[Records from a collection of figures]
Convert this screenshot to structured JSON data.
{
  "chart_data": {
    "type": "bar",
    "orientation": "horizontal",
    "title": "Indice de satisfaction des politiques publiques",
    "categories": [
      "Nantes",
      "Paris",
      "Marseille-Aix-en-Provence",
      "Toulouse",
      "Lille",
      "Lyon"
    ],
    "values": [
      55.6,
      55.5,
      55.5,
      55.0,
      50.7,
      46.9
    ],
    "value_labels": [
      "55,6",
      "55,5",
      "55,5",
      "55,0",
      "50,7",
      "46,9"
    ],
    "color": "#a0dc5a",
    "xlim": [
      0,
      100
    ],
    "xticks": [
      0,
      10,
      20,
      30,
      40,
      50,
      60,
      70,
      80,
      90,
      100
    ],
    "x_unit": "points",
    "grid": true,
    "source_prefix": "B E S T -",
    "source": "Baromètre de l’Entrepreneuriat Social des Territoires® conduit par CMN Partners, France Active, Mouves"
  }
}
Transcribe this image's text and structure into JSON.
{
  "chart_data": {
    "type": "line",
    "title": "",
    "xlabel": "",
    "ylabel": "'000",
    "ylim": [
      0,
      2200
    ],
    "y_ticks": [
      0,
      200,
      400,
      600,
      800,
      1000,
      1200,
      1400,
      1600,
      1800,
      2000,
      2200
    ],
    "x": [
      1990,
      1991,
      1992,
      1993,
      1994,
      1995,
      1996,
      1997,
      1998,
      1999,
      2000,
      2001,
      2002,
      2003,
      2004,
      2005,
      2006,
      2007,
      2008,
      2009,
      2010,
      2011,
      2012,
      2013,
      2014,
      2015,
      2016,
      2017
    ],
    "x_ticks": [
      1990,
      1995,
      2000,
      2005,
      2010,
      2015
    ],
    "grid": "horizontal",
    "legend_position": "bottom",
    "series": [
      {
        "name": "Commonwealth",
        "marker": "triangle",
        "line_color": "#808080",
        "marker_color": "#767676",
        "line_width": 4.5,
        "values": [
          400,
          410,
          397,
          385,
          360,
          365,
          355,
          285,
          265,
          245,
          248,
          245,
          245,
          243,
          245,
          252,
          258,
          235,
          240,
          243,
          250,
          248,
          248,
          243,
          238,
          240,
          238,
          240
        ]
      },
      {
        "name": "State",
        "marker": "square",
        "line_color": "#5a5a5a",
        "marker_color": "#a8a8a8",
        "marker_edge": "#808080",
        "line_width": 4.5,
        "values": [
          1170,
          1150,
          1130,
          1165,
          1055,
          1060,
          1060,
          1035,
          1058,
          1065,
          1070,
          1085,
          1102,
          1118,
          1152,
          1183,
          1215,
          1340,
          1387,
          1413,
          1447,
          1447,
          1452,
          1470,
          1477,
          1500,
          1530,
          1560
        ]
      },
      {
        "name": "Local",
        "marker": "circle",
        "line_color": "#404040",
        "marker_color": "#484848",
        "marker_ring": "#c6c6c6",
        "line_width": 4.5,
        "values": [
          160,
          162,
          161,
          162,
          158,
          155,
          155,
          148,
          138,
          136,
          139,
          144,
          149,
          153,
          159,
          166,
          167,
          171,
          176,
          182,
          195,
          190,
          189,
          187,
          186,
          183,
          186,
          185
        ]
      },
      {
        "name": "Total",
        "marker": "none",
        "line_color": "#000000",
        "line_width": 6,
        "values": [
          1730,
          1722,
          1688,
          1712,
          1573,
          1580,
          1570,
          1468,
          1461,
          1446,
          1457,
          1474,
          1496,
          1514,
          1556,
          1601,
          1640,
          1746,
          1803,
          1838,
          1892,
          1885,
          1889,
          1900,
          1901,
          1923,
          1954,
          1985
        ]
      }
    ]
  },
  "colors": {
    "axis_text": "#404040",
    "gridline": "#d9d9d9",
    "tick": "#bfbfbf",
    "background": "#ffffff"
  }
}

(SHORT TASK)
Restate the listing in full, word for word.

(ANSWER TO THE EXERCISE)
Convert this screenshot to structured JSON data.
{
  "chart_data": {
    "type": "bar",
    "orientation": "horizontal",
    "title": "Indice de satisfaction des politiques publiques",
    "categories": [
      "Nantes",
      "Paris",
      "Marseille-Aix-en-Provence",
      "Toulouse",
      "Lille",
      "Lyon"
    ],
    "values": [
      55.6,
      55.5,
      55.5,
      55.0,
      50.7,
      46.9
    ],
    "value_labels": [
      "55,6",
      "55,5",
      "55,5",
      "55,0",
      "50,7",
      "46,9"
    ],
    "color": "#a0dc5a",
    "xlim": [
      0,
      100
    ],
    "xticks": [
      0,
      10,
      20,
      30,
      40,
      50,
      60,
      70,
      80,
      90,
      100
    ],
    "x_unit": "points",
    "grid": true,
    "source_prefix": "B E S T -",
    "source": "Baromètre de l’Entrepreneuriat Social des Territoires® conduit par CMN Partners, France Active, Mouves"
  }
}
Transcribe this image's text and structure into JSON.
{
  "chart_data": {
    "type": "line",
    "title": "",
    "xlabel": "",
    "ylabel": "'000",
    "ylim": [
      0,
      2200
    ],
    "y_ticks": [
      0,
      200,
      400,
      600,
      800,
      1000,
      1200,
      1400,
      1600,
      1800,
      2000,
      2200
    ],
    "x": [
      1990,
      1991,
      1992,
      1993,
      1994,
      1995,
      1996,
      1997,
      1998,
      1999,
      2000,
      2001,
      2002,
      2003,
      2004,
      2005,
      2006,
      2007,
      2008,
      2009,
      2010,
      2011,
      2012,
      2013,
      2014,
      2015,
      2016,
      2017
    ],
    "x_ticks": [
      1990,
      1995,
      2000,
      2005,
      2010,
      2015
    ],
    "grid": "horizontal",
    "legend_position": "bottom",
    "series": [
      {
        "name": "Commonwealth",
        "marker": "triangle",
        "line_color": "#808080",
        "marker_color": "#767676",
        "line_width": 4.5,
        "values": [
          400,
          410,
          397,
          385,
          360,
          365,
          355,
          285,
          265,
          245,
          248,
          245,
          245,
          243,
          245,
          252,
          258,
          235,
          240,
          243,
          250,
          248,
          248,
          243,
          238,
          240,
          238,
          240
        ]
      },
      {
        "name": "State",
        "marker": "square",
        "line_color": "#5a5a5a",
        "marker_color": "#a8a8a8",
        "marker_edge": "#808080",
        "line_width": 4.5,
        "values": [
          1170,
          1150,
          1130,
          1165,
          1055,
          1060,
          1060,
          1035,
          1058,
          1065,
          1070,
          1085,
          1102,
          1118,
          1152,
          1183,
          1215,
          1340,
          1387,
          1413,
          1447,
          1447,
          1452,
          1470,
          1477,
          1500,
          1530,
          1560
        ]
      },
      {
        "name": "Local",
        "marker": "circle",
        "line_color": "#404040",
        "marker_color": "#484848",
        "marker_ring": "#c6c6c6",
        "line_width": 4.5,
        "values": [
          160,
          162,
          161,
          162,
          158,
          155,
          155,
          148,
          138,
          136,
          139,
          144,
          149,
          153,
          159,
          166,
          167,
          171,
          176,
          182,
          195,
          190,
          189,
          187,
          186,
          183,
          186,
          185
        ]
      },
      {
        "name": "Total",
        "marker": "none",
        "line_color": "#000000",
        "line_width": 6,
        "values": [
          1730,
          1722,
          1688,
          1712,
          1573,
          1580,
          1570,
          1468,
          1461,
          1446,
          1457,
          1474,
          1496,
          1514,
          1556,
          1601,
          1640,
          1746,
          1803,
          1838,
          1892,
          1885,
          1889,
          1900,
          1901,
          1923,
          1954,
          1985
        ]
      }
    ]
  },
  "colors": {
    "axis_text": "#404040",
    "gridline": "#d9d9d9",
    "tick": "#bfbfbf",
    "background": "#ffffff"
  }
}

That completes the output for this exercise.